:: DATA ::

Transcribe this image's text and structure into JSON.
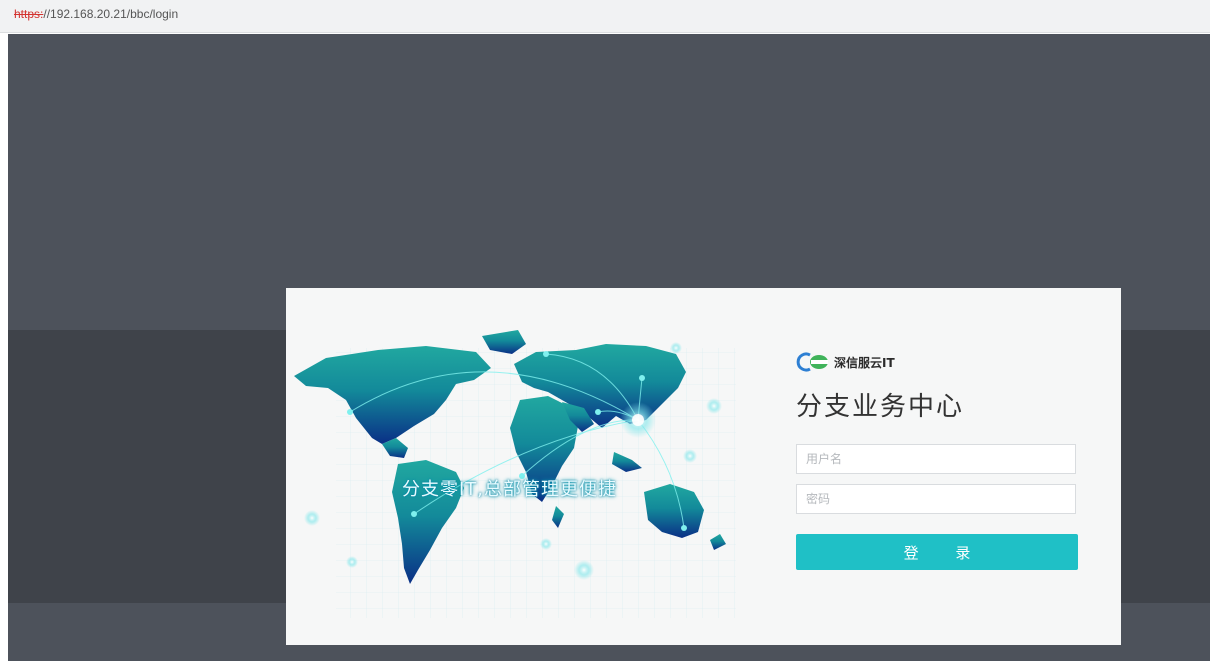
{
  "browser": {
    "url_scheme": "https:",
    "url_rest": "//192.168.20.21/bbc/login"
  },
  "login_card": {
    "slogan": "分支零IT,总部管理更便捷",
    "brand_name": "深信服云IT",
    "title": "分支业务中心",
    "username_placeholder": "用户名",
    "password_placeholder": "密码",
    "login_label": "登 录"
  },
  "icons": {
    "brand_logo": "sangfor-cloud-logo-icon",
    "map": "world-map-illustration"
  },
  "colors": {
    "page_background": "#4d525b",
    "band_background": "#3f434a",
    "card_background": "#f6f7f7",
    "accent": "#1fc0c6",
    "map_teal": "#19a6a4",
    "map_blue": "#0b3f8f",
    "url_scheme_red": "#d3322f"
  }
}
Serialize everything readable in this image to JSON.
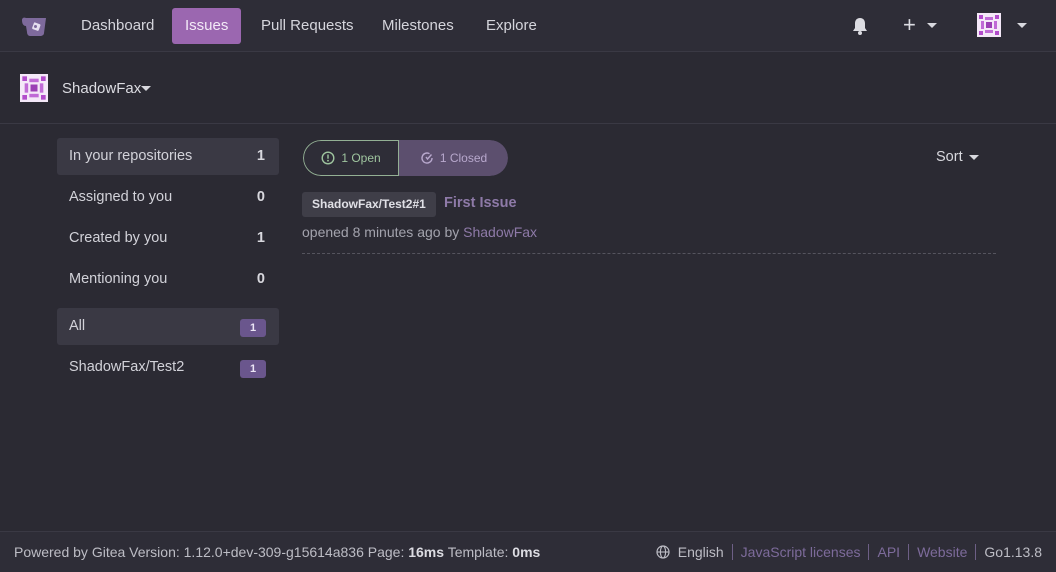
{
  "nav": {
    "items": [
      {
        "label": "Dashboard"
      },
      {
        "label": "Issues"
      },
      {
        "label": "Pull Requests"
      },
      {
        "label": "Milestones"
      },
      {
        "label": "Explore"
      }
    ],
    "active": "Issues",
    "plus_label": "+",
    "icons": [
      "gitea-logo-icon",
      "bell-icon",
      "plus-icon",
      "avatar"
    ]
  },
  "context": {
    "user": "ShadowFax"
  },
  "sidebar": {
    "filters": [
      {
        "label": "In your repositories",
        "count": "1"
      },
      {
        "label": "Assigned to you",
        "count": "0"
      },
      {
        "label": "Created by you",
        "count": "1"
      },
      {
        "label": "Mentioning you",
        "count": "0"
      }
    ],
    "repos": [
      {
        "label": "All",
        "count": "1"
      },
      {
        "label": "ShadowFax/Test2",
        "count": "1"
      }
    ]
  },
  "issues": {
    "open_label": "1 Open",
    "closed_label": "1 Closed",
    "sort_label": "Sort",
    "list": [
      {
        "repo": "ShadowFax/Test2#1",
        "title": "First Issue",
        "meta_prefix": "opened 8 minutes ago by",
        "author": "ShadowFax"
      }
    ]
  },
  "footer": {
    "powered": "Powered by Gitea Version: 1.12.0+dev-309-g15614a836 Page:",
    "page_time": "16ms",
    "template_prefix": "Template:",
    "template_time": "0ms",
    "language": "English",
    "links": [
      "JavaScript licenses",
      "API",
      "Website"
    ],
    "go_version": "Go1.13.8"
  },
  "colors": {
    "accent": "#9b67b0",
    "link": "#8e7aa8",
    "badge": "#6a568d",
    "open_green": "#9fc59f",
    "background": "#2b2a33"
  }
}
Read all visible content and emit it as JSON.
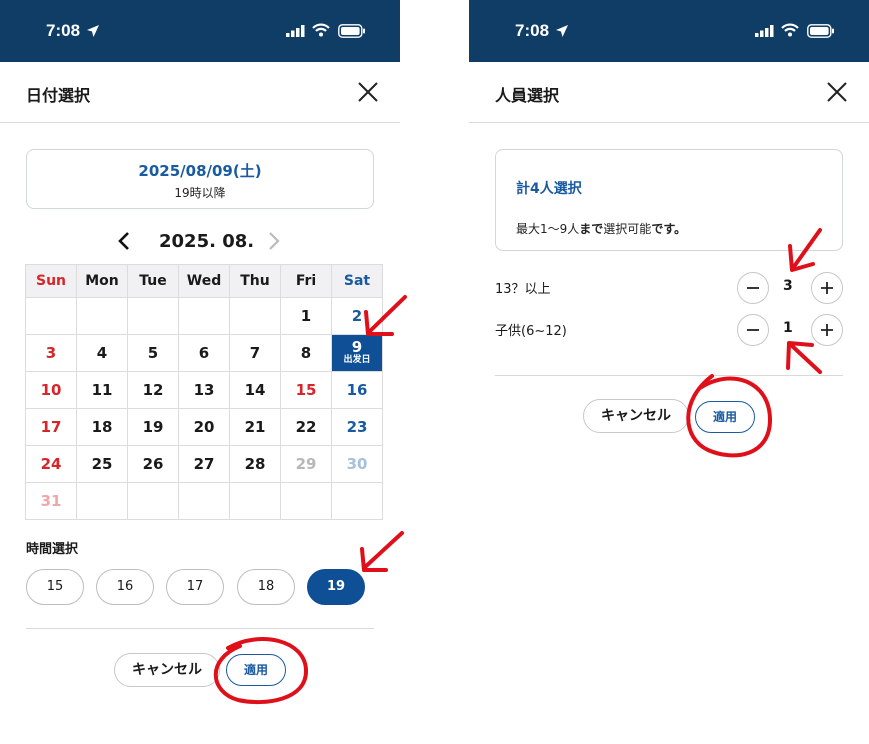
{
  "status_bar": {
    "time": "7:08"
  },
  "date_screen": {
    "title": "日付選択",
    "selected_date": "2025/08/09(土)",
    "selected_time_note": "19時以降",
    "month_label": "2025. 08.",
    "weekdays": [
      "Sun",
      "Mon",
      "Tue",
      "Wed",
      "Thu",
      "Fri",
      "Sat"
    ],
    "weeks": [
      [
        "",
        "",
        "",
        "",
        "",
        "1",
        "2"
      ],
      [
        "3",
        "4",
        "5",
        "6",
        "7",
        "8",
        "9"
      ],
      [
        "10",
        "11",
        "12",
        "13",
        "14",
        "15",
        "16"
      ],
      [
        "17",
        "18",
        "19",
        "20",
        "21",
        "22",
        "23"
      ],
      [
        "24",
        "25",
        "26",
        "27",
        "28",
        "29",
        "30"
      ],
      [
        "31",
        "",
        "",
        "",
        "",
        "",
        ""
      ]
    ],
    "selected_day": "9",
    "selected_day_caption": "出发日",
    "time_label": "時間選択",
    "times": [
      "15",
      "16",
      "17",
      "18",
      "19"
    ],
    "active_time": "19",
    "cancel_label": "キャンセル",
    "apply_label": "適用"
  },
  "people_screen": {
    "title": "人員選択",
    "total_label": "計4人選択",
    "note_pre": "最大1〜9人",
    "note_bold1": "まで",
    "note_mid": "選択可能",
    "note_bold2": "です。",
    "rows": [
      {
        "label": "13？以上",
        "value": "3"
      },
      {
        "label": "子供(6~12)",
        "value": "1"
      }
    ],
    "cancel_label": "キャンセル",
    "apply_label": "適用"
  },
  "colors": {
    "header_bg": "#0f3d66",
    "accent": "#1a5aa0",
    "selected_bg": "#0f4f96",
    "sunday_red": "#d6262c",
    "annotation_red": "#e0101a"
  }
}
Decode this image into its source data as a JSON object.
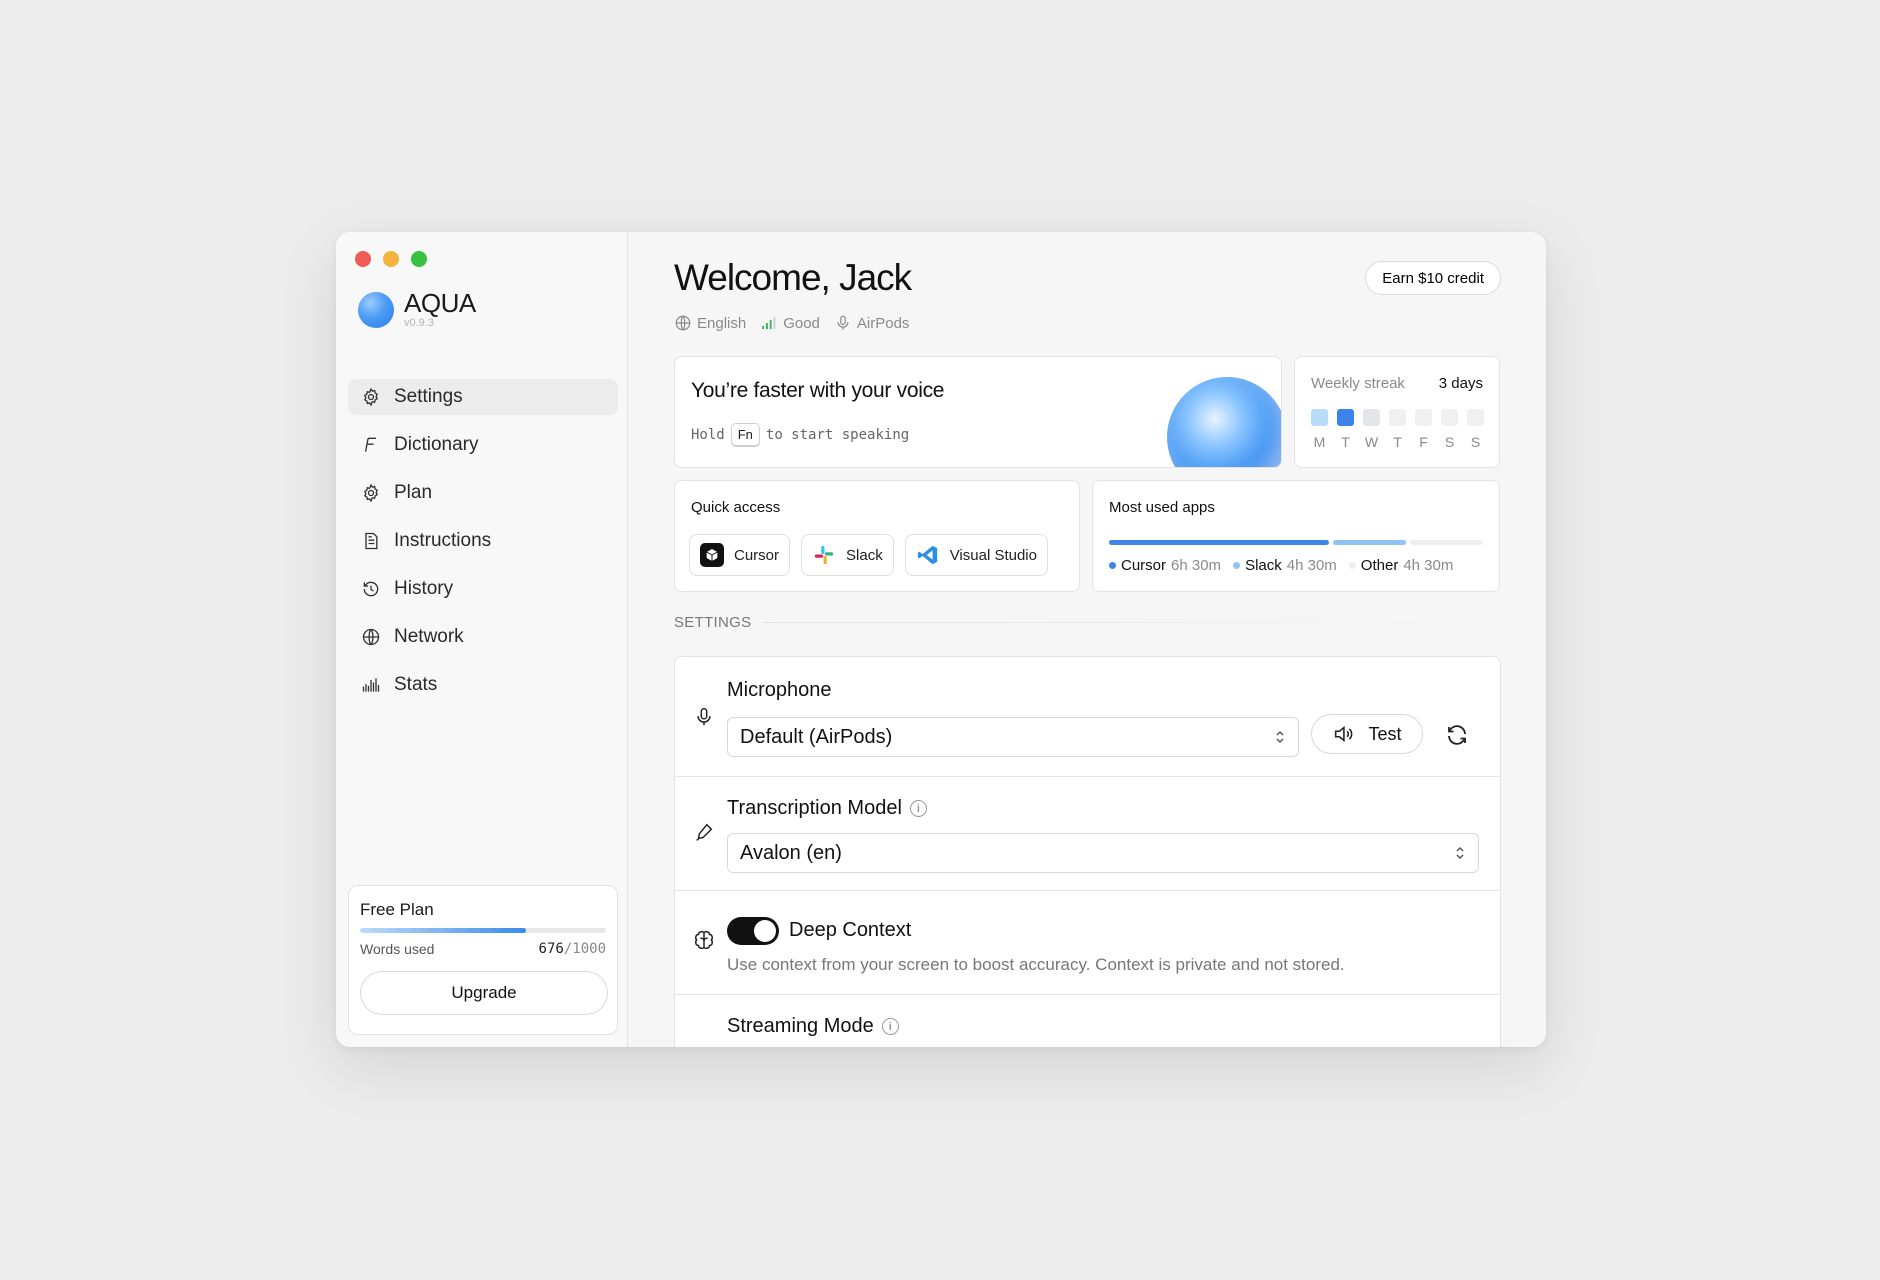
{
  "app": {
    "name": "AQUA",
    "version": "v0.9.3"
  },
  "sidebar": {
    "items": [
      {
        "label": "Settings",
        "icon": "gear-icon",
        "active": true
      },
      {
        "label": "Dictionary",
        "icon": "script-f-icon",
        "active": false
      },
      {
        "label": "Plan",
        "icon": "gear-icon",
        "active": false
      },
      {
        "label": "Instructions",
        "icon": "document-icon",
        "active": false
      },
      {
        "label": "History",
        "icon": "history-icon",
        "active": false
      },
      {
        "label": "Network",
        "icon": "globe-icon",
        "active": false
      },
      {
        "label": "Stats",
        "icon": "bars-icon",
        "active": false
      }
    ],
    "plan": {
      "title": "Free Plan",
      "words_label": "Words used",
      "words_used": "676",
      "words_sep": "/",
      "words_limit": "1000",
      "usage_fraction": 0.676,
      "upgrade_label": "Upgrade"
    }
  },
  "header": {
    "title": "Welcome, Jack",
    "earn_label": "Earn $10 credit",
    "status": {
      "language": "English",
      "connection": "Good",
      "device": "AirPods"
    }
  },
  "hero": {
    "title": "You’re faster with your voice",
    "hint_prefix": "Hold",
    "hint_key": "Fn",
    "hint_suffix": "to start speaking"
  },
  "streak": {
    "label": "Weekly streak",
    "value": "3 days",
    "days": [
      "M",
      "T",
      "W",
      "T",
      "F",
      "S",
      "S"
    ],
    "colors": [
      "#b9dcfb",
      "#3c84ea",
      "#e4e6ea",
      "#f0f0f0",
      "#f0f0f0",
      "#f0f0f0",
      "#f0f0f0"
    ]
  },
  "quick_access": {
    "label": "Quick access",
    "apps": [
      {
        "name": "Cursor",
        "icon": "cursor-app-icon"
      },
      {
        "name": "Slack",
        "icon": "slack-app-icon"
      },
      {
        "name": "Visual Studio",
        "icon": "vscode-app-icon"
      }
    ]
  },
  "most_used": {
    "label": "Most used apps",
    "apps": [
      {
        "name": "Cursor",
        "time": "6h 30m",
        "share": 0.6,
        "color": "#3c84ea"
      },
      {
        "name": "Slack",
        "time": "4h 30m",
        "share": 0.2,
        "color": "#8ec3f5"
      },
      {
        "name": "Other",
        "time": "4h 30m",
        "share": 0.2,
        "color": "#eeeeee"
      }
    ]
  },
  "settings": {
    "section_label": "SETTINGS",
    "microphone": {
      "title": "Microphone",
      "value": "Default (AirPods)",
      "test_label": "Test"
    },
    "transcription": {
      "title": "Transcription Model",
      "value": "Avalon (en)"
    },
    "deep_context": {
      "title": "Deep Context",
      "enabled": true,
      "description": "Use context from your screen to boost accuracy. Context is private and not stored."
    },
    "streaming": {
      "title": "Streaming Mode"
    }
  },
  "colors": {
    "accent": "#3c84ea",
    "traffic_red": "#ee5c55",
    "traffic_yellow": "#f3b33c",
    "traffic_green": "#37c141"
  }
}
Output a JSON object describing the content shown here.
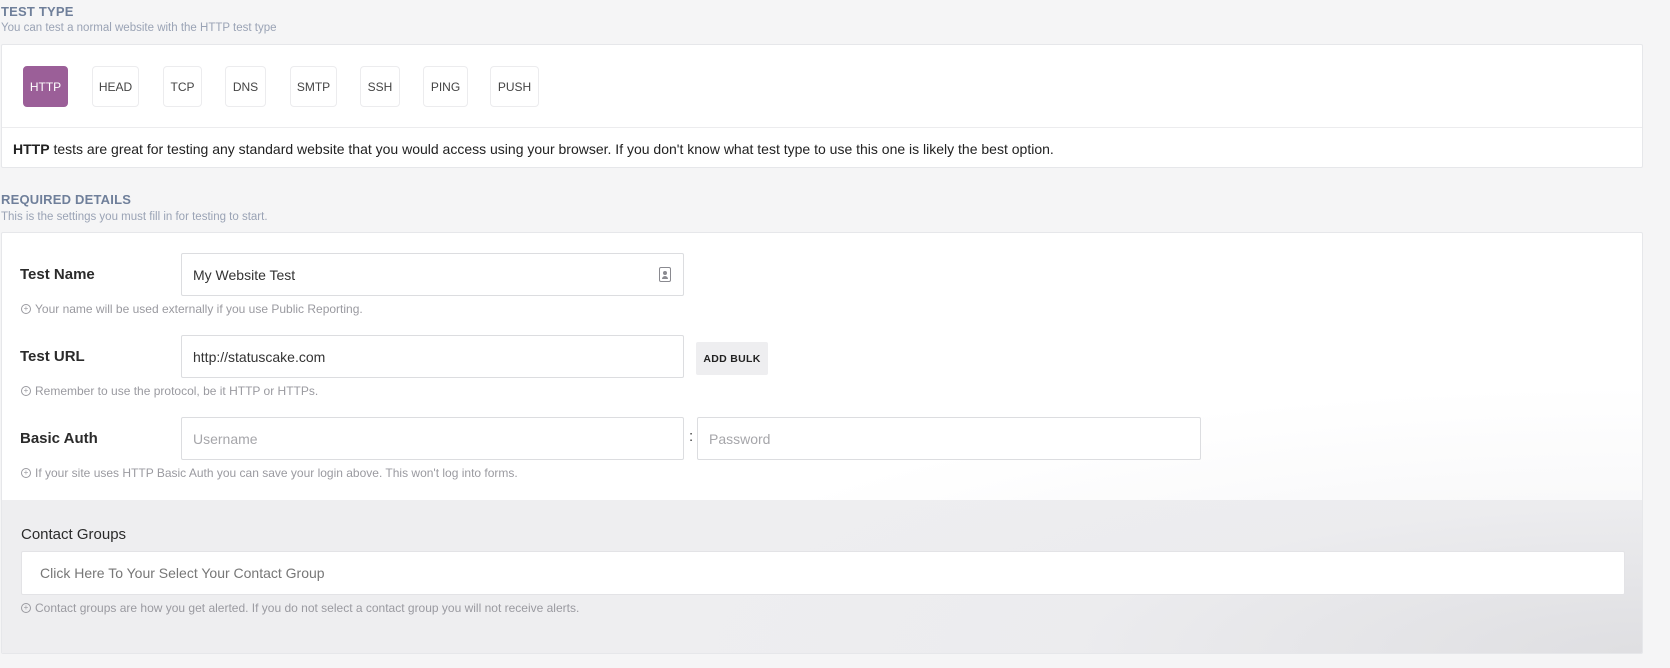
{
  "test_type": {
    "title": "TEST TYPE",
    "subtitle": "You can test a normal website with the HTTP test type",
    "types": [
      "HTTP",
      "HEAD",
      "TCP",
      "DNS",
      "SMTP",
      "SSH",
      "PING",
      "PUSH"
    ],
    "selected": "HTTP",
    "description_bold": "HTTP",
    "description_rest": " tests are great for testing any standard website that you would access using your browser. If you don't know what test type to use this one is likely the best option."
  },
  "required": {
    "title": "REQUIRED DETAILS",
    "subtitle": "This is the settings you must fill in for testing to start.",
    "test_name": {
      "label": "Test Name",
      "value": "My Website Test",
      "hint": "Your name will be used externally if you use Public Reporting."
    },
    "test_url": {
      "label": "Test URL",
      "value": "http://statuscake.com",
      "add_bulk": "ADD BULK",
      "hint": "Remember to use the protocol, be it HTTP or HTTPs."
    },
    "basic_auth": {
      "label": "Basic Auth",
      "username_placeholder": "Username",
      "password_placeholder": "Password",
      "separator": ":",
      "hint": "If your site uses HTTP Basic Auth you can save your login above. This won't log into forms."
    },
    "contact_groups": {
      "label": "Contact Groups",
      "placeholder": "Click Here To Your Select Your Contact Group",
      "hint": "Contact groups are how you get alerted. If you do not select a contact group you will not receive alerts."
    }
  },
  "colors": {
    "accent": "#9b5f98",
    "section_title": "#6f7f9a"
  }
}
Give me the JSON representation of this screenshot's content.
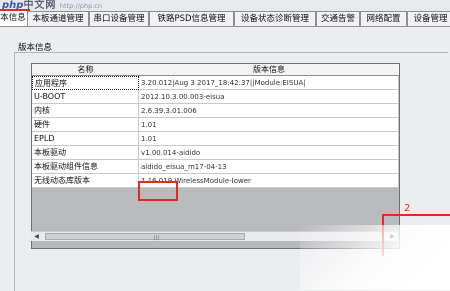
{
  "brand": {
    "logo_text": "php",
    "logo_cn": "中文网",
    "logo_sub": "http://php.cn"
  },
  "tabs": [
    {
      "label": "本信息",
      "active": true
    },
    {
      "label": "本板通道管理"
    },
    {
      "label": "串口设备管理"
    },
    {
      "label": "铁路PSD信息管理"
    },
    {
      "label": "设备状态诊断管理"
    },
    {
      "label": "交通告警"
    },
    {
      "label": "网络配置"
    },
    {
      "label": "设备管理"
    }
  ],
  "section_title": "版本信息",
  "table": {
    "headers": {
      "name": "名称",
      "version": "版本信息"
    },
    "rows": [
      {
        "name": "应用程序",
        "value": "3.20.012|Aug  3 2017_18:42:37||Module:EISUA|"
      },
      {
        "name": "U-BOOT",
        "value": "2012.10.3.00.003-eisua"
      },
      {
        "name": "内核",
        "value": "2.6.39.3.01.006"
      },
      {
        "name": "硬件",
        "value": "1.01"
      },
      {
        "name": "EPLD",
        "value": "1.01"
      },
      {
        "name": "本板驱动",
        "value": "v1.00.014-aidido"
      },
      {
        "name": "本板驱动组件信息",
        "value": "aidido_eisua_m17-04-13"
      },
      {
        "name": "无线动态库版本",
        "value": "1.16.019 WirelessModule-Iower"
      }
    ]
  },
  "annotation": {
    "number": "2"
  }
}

:::

→ **WORK TO COMPLETE**
Report all lines of the data that include the word "with".

→ **FINISHED EXERCISE**
    "title": "You’re faster with your voice",
    "subtitle": "You can test a normal website with the HTTP test type",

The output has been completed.